### AIM
Which lines hold the word "value"? Show each of them.

-- START --

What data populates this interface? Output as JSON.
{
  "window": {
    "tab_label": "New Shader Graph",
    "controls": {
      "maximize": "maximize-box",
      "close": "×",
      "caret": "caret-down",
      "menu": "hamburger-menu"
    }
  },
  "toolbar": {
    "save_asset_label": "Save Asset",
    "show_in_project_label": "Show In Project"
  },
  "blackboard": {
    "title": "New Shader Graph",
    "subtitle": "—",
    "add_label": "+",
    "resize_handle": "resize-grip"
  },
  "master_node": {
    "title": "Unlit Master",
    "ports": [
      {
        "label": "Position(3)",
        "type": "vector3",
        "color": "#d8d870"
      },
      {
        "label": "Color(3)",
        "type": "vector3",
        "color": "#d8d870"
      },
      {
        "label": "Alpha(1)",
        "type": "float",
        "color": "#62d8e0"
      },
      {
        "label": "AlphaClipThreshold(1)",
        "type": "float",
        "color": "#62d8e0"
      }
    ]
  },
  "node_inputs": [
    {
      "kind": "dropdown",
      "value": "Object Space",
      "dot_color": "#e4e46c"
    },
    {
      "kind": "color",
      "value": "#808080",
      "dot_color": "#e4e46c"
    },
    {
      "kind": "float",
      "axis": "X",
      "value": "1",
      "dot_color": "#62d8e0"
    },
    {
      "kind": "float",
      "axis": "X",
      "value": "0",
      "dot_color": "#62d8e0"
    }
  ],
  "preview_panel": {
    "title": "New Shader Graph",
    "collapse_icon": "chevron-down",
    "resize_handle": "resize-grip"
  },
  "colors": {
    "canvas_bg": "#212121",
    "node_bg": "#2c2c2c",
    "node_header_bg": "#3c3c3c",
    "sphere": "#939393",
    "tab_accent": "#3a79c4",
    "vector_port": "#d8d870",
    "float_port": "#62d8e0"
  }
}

-- END --

### RESPONSE TO THIS TASK
      "value": "Object Space",
      "value": "#808080",
      "value": "1",
      "value": "0",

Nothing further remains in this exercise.